■ READING TEXT ■
THE tube on the Piccadilly line to Heathrow Airport was packed. It's the line where you have tourists escaping the cold and the impending Beast of the East, with their families and big luggage, with dreams of warmer climes.

I offered my seat to a lady with baby in her kangaroo pouch and a toddler in a stroller. Say thank you to the lady, she said to her daughter in the stroller.

“Thank you,” she beamed and broke into the biggest smile as she announced, “I am going to Malaysia!”

Aged 5, she has already been introduced to Malaysia and her doting mother must have told her what's in store for them; the sandy beaches, the turtles, palm leaves dancing in the wind, orang utans and more.

It has been my fervent hope that youngsters from the United Kingdom are introduced to Malaysia.

At whatever age that they are introduced to somewhere new, I bet they will remember and the memories, if good, will bring them back.

Year after year, I attend the World Travel Market (WTM), one of the biggest travel fairs for the tourist industries from all over the world. And year after year there are new ideas and tourism products to attract people to the destinations.

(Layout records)
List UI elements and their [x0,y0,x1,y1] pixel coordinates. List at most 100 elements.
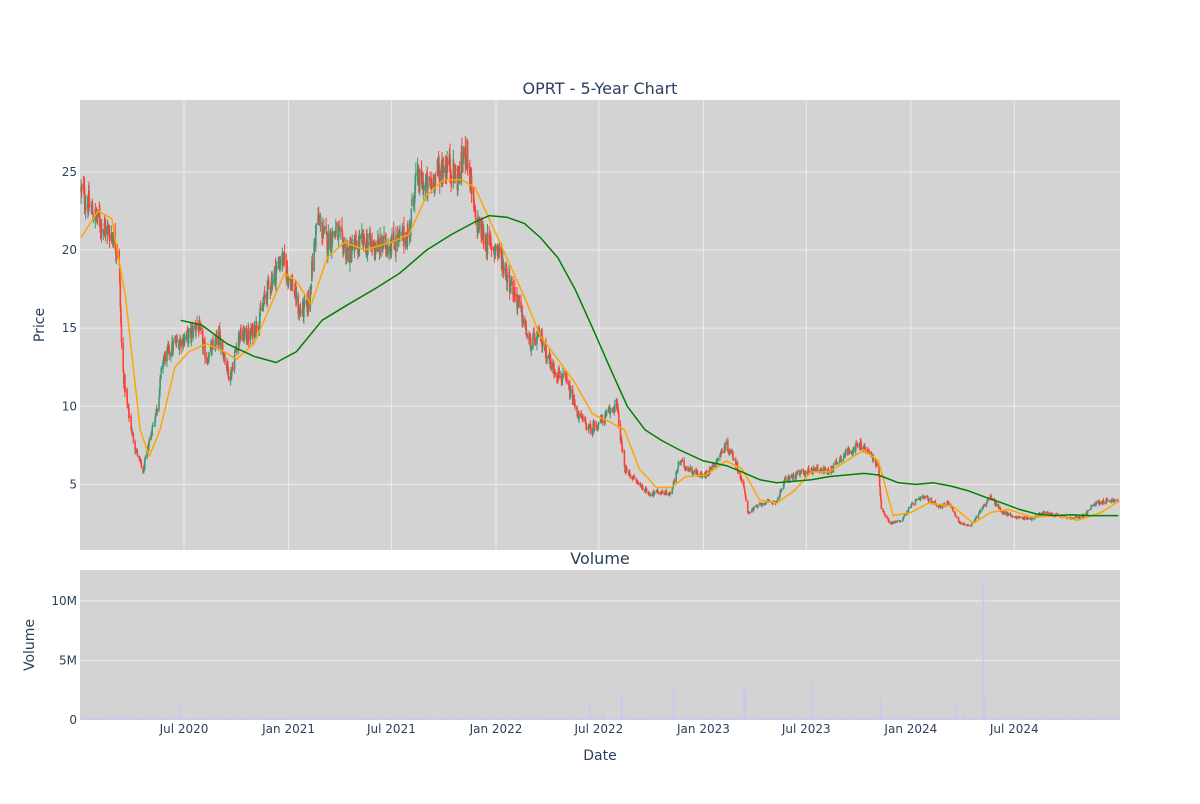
volume-bar-822 [735,718,737,720]
volume-bar-11 [89,717,91,720]
volume-bar-198 [238,717,240,720]
candle-body-67 [134,441,136,451]
candle-body-107 [166,349,168,362]
volume-bar-651 [598,718,600,720]
volume-bar-571 [534,717,536,720]
candle-body-419 [413,193,416,203]
volume-bar-861 [765,717,767,720]
volume-bar-941 [828,718,831,720]
candle-body-827 [739,472,741,474]
candle-body-1123 [974,519,976,521]
volume-bar-1168 [1010,715,1012,720]
volume-bar-391 [391,719,393,720]
candle-body-1040 [907,508,910,513]
candle-body-421 [415,173,417,176]
candle-body-792 [711,466,713,472]
candle-body-1131 [979,509,982,513]
candle-body-865 [768,500,771,502]
volume-bar-276 [299,717,302,720]
candle-body-78 [142,466,145,474]
candle-body-247 [277,262,280,264]
volume-bar-721 [653,718,656,720]
volume-bar-168 [214,717,216,720]
x-tick-7: Jan 2024 [883,722,937,736]
candle-body-482 [464,147,467,165]
candle-body-1263 [1085,511,1088,516]
candle-body-311 [327,233,330,251]
candle-body-528 [500,252,503,269]
volume-bar-116 [172,719,174,720]
volume-bar-191 [232,719,234,720]
volume-bar-831 [741,718,743,720]
candle-body-960 [844,454,846,457]
volume-bar-851 [757,718,759,720]
candle-body-1105 [959,521,962,523]
candle-body-1205 [1039,512,1041,515]
volume-bar-886 [785,718,787,720]
candle-body-196 [236,349,238,352]
candle-body-1211 [1043,511,1046,513]
candle-body-941 [828,472,831,474]
candle-body-914 [807,467,810,471]
candle-body-771 [693,470,696,473]
volume-bar-1076 [936,719,938,720]
candle-body-584 [545,344,547,357]
volume-bar-661 [606,718,608,720]
volume-bar-211 [248,718,250,720]
x-axis-label: Date [583,748,616,764]
candle-body-797 [715,463,717,468]
candle-body-751 [677,462,680,467]
volume-y-tick-0: 0 [69,713,77,727]
candle-body-479 [461,167,464,169]
volume-bar-796 [713,719,715,720]
volume-bar-606 [562,717,564,720]
candle-body-238 [270,287,272,290]
candle-body-31 [104,225,107,235]
volume-bar-1111 [964,717,966,720]
candle-body-961 [844,450,847,456]
candle-body-939 [827,469,830,473]
candle-body-1252 [1077,516,1079,518]
candle-body-1181 [1019,516,1022,518]
volume-bar-1281 [1099,718,1101,720]
candle-body-871 [773,501,775,503]
candle-body-0 [80,186,82,193]
candle-body-966 [848,450,851,454]
candle-body-373 [377,240,380,242]
candle-body-745 [673,481,675,484]
volume-bar-680 [621,697,623,720]
candle-body-66 [132,434,135,442]
candle-body-327 [341,227,343,233]
candle-body-76 [140,461,143,467]
candle-body-906 [800,470,803,472]
candle-body-527 [500,245,502,254]
volume-bar-1244 [1070,713,1072,720]
volume-bar-476 [459,717,461,720]
candle-body-329 [342,238,344,254]
candle-body-518 [492,247,495,250]
candle-body-280 [303,301,305,318]
volume-bar-913 [807,717,809,720]
volume-bar-401 [399,717,401,720]
candle-body-976 [856,445,859,447]
candle-body-1221 [1051,513,1054,515]
volume-bar-621 [574,719,576,720]
candle-body-242 [273,270,276,283]
volume-bar-5 [84,717,86,720]
volume-gridlines [80,600,1120,661]
volume-bar-1110 [963,712,965,720]
candle-body-1013 [886,517,889,519]
volume-bar-766 [689,719,691,720]
candle-body-1059 [923,496,925,498]
candle-body-647 [595,425,598,427]
candle-body-1124 [974,517,977,520]
candle-body-246 [275,265,278,271]
volume-bar-1030 [900,717,902,720]
volume-bar-491 [470,717,473,720]
candle-body-172 [217,332,220,345]
volume-y-tick-labels: 0 5M 10M [51,594,77,727]
candle-body-331 [343,242,346,249]
candle-body-601 [558,367,560,378]
volume-bar-436 [427,717,429,720]
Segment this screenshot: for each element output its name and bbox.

■ GOALS ■
A. Answer these questions about the text on the tube ride to Heathrow, one line each:
(i) Which tube line was the writer riding?
(ii) How old is the girl in the stroller?
(iii) What travel fair does the writer attend year after year?
B. Carry on the piece about the tube ride to Heathrow and travel to Malaysia, starting after its final sentence.

■ ANSWERS BY TASK ■
A.
(i) The Piccadilly line to Heathrow Airport.
(ii) She is 5.
(iii) The World Travel Market (WTM).

B.
For Malaysia, the year 2019, is the final push to get the targeted 30 million tourists from all over the world for Visit Malaysia Year 2020. From the United Kingdom, a traditional market for Malaysia, it is hoped that almost quarter of that number will come from here.

This year, the familiar sight of buses and taxies adorned with Malaysian tourist attractions, are making their rounds again along routes that would attract attention not only of the locals but also tourists from all over the world. And to facilitate tourists to get to these destinations are tourist agencies with packages to make their dream holiday come true.

At the Malaysian pavilion at WTM this year, there was a huge presence of delegations from state governments to hoteliers and tourism agencies ‘selling’ and marketing their products. This year, the Malaysian Health Travel Council (MHTC) pavilion seemed to be the busiest with nonstop networking and engaging with potential partners.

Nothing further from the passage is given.